== DO THIS ==
Copy out the entries below precisely; nothing is to be omitted.

== SUPPLIED DATA ==

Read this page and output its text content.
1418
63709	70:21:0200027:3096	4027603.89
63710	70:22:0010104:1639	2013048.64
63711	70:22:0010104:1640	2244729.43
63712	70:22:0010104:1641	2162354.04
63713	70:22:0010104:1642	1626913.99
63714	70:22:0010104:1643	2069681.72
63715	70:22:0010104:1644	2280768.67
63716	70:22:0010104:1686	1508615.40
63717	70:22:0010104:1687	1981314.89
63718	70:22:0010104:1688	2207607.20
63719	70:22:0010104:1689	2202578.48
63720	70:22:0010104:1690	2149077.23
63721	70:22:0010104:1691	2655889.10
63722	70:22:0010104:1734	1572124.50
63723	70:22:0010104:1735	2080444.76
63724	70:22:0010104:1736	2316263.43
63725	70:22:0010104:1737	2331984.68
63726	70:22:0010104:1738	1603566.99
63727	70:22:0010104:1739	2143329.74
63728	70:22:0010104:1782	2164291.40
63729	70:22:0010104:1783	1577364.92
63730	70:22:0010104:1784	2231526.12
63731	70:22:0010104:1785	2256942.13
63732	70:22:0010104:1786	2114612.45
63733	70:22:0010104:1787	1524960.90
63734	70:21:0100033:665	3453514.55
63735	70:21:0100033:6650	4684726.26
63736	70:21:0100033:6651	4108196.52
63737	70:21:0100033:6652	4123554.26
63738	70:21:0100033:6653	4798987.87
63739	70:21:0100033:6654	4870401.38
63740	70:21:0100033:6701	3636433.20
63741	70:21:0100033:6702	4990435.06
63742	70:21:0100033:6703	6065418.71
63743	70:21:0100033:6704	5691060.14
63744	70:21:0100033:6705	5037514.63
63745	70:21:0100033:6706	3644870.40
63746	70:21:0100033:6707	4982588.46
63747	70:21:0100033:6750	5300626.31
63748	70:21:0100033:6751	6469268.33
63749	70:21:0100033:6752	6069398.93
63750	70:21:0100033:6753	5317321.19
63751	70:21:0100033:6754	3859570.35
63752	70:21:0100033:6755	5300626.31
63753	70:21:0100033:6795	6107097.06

== EXERCISE RESULT ==
Read this page and output its text content.
1418
63709	70:21:0200027:3096	4027603.89
63710	70:22:0010104:1639	2013048.64
63711	70:22:0010104:1640	2244729.43
63712	70:22:0010104:1641	2162354.04
63713	70:22:0010104:1642	1626913.99
63714	70:22:0010104:1643	2069681.72
63715	70:22:0010104:1644	2280768.67
63716	70:22:0010104:1686	1508615.40
63717	70:22:0010104:1687	1981314.89
63718	70:22:0010104:1688	2207607.20
63719	70:22:0010104:1689	2202578.48
63720	70:22:0010104:1690	2149077.23
63721	70:22:0010104:1691	2655889.10
63722	70:22:0010104:1734	1572124.50
63723	70:22:0010104:1735	2080444.76
63724	70:22:0010104:1736	2316263.43
63725	70:22:0010104:1737	2331984.68
63726	70:22:0010104:1738	1603566.99
63727	70:22:0010104:1739	2143329.74
63728	70:22:0010104:1782	2164291.40
63729	70:22:0010104:1783	1577364.92
63730	70:22:0010104:1784	2231526.12
63731	70:22:0010104:1785	2256942.13
63732	70:22:0010104:1786	2114612.45
63733	70:22:0010104:1787	1524960.90
63734	70:21:0100033:665	3453514.55
63735	70:21:0100033:6650	4684726.26
63736	70:21:0100033:6651	4108196.52
63737	70:21:0100033:6652	4123554.26
63738	70:21:0100033:6653	4798987.87
63739	70:21:0100033:6654	4870401.38
63740	70:21:0100033:6701	3636433.20
63741	70:21:0100033:6702	4990435.06
63742	70:21:0100033:6703	6065418.71
63743	70:21:0100033:6704	5691060.14
63744	70:21:0100033:6705	5037514.63
63745	70:21:0100033:6706	3644870.40
63746	70:21:0100033:6707	4982588.46
63747	70:21:0100033:6750	5300626.31
63748	70:21:0100033:6751	6469268.33
63749	70:21:0100033:6752	6069398.93
63750	70:21:0100033:6753	5317321.19
63751	70:21:0100033:6754	3859570.35
63752	70:21:0100033:6755	5300626.31
63753	70:21:0100033:6795	6107097.06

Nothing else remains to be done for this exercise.